Task to carry out
Every line holding the word "estos" counts once. Give the total, nothing more.
- - - - - - -
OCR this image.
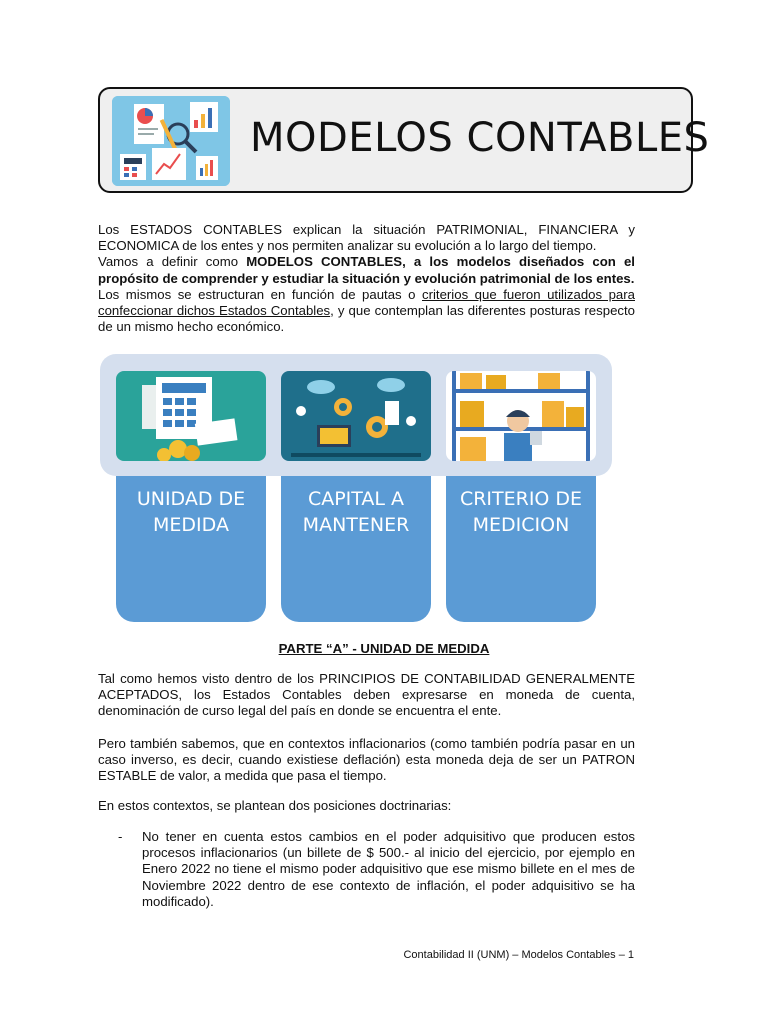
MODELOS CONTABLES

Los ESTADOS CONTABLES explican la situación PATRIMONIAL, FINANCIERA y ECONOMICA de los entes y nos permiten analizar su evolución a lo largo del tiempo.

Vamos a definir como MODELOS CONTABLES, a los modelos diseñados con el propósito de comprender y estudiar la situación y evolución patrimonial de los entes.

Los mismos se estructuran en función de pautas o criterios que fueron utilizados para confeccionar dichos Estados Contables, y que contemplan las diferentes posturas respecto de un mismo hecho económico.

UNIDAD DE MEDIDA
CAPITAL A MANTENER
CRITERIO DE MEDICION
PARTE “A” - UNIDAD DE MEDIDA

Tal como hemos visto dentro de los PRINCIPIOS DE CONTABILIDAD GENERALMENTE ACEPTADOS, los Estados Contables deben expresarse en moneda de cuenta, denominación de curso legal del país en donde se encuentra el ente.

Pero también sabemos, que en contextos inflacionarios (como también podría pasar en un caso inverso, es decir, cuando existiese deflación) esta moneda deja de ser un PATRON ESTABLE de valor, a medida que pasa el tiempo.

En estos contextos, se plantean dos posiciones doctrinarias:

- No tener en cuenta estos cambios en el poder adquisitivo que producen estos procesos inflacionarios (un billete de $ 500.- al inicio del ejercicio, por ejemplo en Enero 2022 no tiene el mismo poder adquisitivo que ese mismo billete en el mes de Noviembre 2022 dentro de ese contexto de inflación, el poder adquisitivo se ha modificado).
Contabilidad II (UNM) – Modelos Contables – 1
- - - - - - -
Solution for this task
2